> _Task statement_
Below are records. Copy every line with "this" in it.

[Collected data]
## Begin

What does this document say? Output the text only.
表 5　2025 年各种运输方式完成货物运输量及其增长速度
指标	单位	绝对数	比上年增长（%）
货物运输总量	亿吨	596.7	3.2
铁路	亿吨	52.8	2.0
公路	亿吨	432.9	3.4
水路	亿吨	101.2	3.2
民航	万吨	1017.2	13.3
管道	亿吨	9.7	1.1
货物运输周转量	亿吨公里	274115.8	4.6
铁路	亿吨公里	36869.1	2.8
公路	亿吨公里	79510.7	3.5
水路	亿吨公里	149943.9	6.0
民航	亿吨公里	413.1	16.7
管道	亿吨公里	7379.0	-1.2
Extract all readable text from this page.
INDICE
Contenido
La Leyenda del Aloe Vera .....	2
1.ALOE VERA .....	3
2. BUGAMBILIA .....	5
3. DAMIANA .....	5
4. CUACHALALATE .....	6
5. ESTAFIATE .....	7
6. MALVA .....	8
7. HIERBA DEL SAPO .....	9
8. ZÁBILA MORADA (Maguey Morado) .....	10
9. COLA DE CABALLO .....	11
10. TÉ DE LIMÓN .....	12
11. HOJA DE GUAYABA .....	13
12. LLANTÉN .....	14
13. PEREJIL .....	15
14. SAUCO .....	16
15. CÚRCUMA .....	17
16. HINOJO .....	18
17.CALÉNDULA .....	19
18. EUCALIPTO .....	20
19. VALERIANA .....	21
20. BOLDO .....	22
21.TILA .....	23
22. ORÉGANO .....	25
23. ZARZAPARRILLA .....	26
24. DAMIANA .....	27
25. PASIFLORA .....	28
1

## End

> _Exercise output_
What does this document say? Output the text only.
Extract all readable text from this page.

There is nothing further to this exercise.